►
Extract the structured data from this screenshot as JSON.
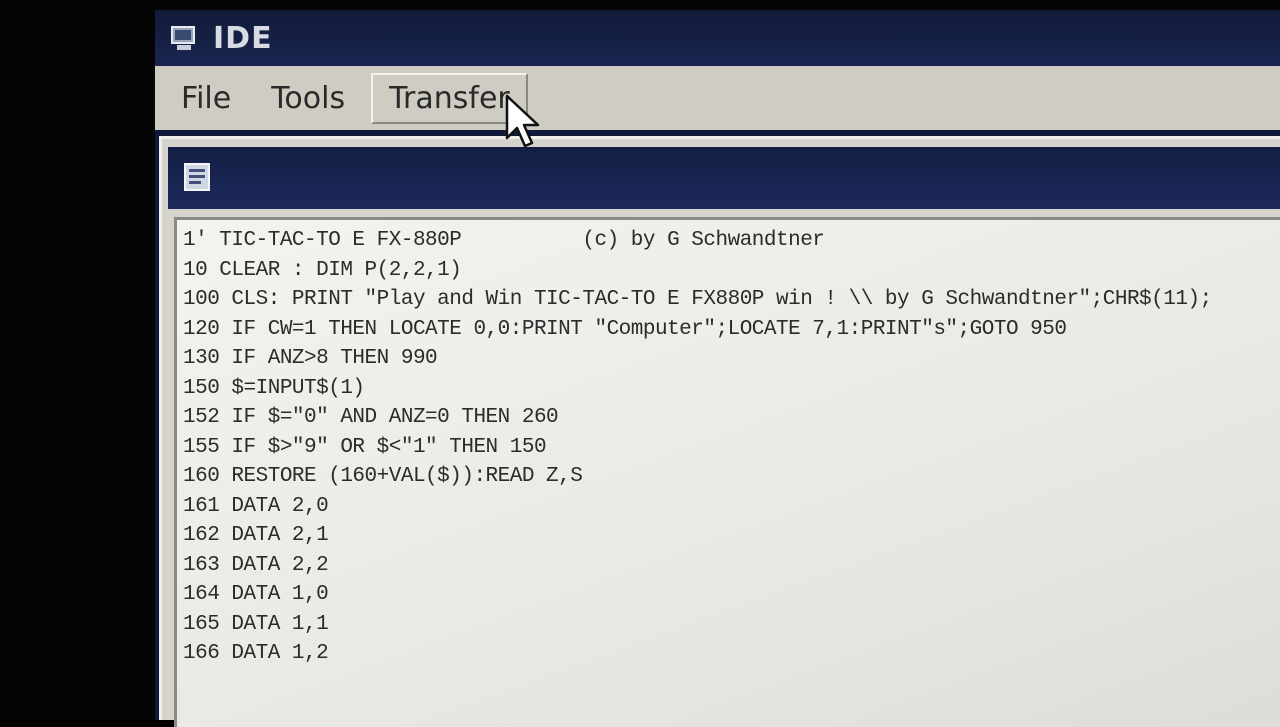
{
  "app": {
    "title": "IDE"
  },
  "menu": {
    "items": [
      {
        "label": "File"
      },
      {
        "label": "Tools"
      },
      {
        "label": "Transfer"
      }
    ]
  },
  "editor": {
    "lines": [
      "1' TIC-TAC-TO E FX-880P          (c) by G Schwandtner",
      "10 CLEAR : DIM P(2,2,1)",
      "100 CLS: PRINT \"Play and Win TIC-TAC-TO E FX880P win ! \\\\ by G Schwandtner\";CHR$(11);",
      "120 IF CW=1 THEN LOCATE 0,0:PRINT \"Computer\";LOCATE 7,1:PRINT\"s\";GOTO 950",
      "130 IF ANZ>8 THEN 990",
      "150 $=INPUT$(1)",
      "152 IF $=\"0\" AND ANZ=0 THEN 260",
      "155 IF $>\"9\" OR $<\"1\" THEN 150",
      "160 RESTORE (160+VAL($)):READ Z,S",
      "161 DATA 2,0",
      "162 DATA 2,1",
      "163 DATA 2,2",
      "164 DATA 1,0",
      "165 DATA 1,1",
      "166 DATA 1,2"
    ]
  },
  "icons": {
    "app_icon": "computer-app-icon",
    "window_icon": "document-window-icon",
    "cursor": "mouse-pointer-icon"
  },
  "colors": {
    "titlebar": "#1a2650",
    "menubar": "#cfccc4",
    "editor_bg": "#f4f3ef",
    "text": "#2b2b2b"
  }
}
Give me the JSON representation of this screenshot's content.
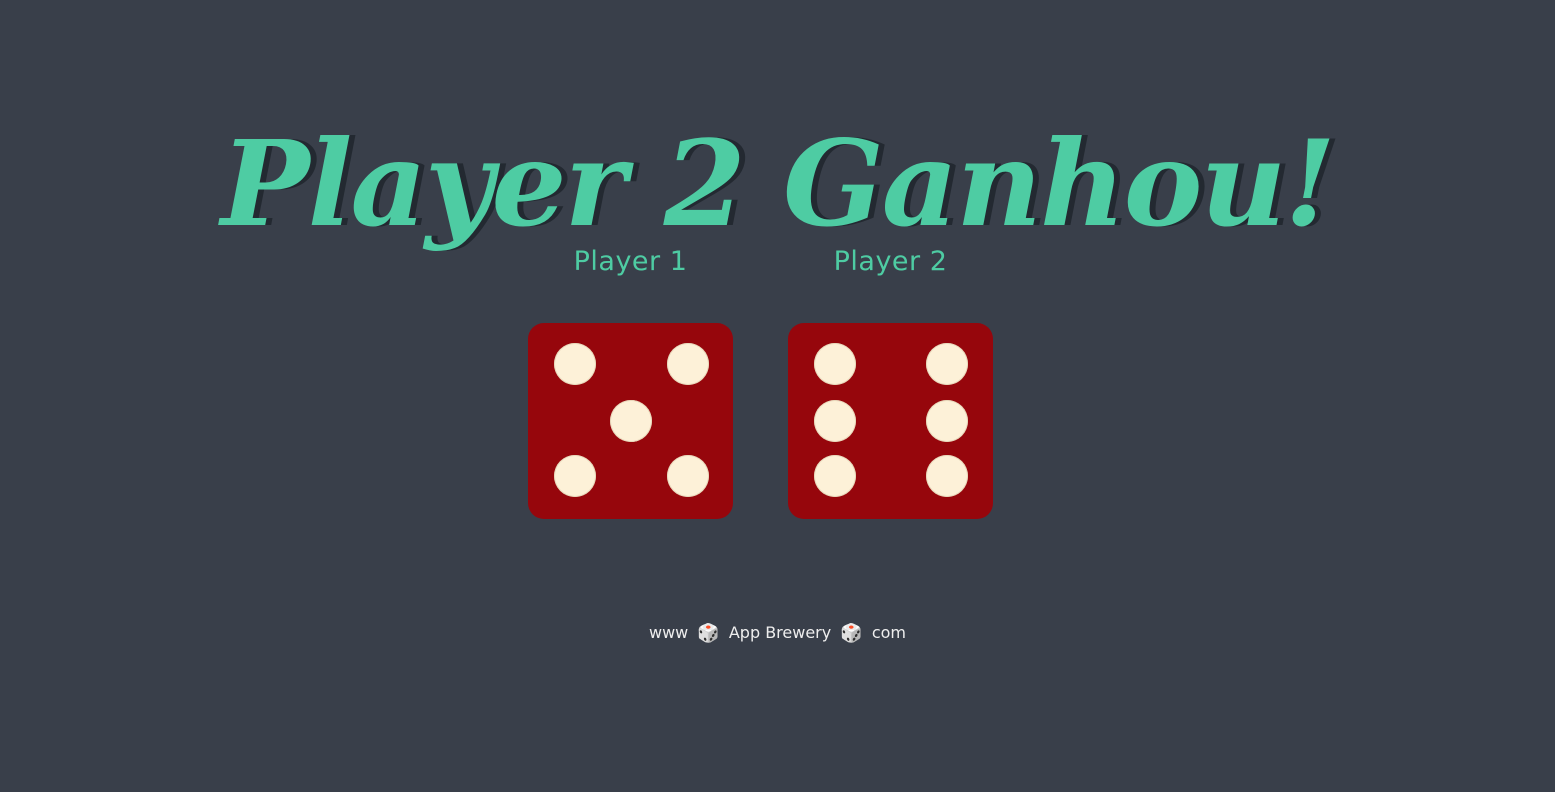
◄
Task:
Quote the listing above in full, except for the pictures.

Reply:
Extract the structured data from this screenshot as JSON.
{
  "app": {
    "title": "IDE"
  },
  "menu": {
    "items": [
      {
        "label": "File"
      },
      {
        "label": "Tools"
      },
      {
        "label": "Transfer"
      }
    ]
  },
  "editor": {
    "lines": [
      "1' TIC-TAC-TO E FX-880P          (c) by G Schwandtner",
      "10 CLEAR : DIM P(2,2,1)",
      "100 CLS: PRINT \"Play and Win TIC-TAC-TO E FX880P win ! \\\\ by G Schwandtner\";CHR$(11);",
      "120 IF CW=1 THEN LOCATE 0,0:PRINT \"Computer\";LOCATE 7,1:PRINT\"s\";GOTO 950",
      "130 IF ANZ>8 THEN 990",
      "150 $=INPUT$(1)",
      "152 IF $=\"0\" AND ANZ=0 THEN 260",
      "155 IF $>\"9\" OR $<\"1\" THEN 150",
      "160 RESTORE (160+VAL($)):READ Z,S",
      "161 DATA 2,0",
      "162 DATA 2,1",
      "163 DATA 2,2",
      "164 DATA 1,0",
      "165 DATA 1,1",
      "166 DATA 1,2"
    ]
  },
  "icons": {
    "app_icon": "computer-app-icon",
    "window_icon": "document-window-icon",
    "cursor": "mouse-pointer-icon"
  },
  "colors": {
    "titlebar": "#1a2650",
    "menubar": "#cfccc4",
    "editor_bg": "#f4f3ef",
    "text": "#2b2b2b"
  }
}
Give me the JSON representation of this screenshot's content.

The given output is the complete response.